Records excerpted from a collection

----

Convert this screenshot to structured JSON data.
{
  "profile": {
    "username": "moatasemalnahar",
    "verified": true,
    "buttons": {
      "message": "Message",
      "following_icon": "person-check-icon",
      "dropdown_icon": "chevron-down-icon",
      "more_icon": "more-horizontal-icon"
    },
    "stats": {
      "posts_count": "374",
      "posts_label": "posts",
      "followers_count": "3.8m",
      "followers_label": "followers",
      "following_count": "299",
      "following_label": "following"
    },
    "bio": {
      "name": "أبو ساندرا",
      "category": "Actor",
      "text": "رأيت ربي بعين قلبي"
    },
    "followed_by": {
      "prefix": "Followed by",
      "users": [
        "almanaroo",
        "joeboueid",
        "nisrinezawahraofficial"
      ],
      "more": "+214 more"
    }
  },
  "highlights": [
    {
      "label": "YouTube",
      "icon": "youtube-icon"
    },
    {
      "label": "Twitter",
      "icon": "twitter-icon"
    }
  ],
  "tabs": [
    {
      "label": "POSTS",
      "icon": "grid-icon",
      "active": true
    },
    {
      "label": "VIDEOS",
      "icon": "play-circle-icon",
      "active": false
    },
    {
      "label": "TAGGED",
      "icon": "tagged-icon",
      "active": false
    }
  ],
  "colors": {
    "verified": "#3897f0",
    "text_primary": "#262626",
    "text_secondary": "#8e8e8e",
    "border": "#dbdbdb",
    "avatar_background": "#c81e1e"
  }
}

----

### Problem to work on
Output all of the material exactly as written.

### Solution to this exercise
Convert this screenshot to structured JSON data.
{
  "profile": {
    "username": "moatasemalnahar",
    "verified": true,
    "buttons": {
      "message": "Message",
      "following_icon": "person-check-icon",
      "dropdown_icon": "chevron-down-icon",
      "more_icon": "more-horizontal-icon"
    },
    "stats": {
      "posts_count": "374",
      "posts_label": "posts",
      "followers_count": "3.8m",
      "followers_label": "followers",
      "following_count": "299",
      "following_label": "following"
    },
    "bio": {
      "name": "أبو ساندرا",
      "category": "Actor",
      "text": "رأيت ربي بعين قلبي"
    },
    "followed_by": {
      "prefix": "Followed by",
      "users": [
        "almanaroo",
        "joeboueid",
        "nisrinezawahraofficial"
      ],
      "more": "+214 more"
    }
  },
  "highlights": [
    {
      "label": "YouTube",
      "icon": "youtube-icon"
    },
    {
      "label": "Twitter",
      "icon": "twitter-icon"
    }
  ],
  "tabs": [
    {
      "label": "POSTS",
      "icon": "grid-icon",
      "active": true
    },
    {
      "label": "VIDEOS",
      "icon": "play-circle-icon",
      "active": false
    },
    {
      "label": "TAGGED",
      "icon": "tagged-icon",
      "active": false
    }
  ],
  "colors": {
    "verified": "#3897f0",
    "text_primary": "#262626",
    "text_secondary": "#8e8e8e",
    "border": "#dbdbdb",
    "avatar_background": "#c81e1e"
  }
}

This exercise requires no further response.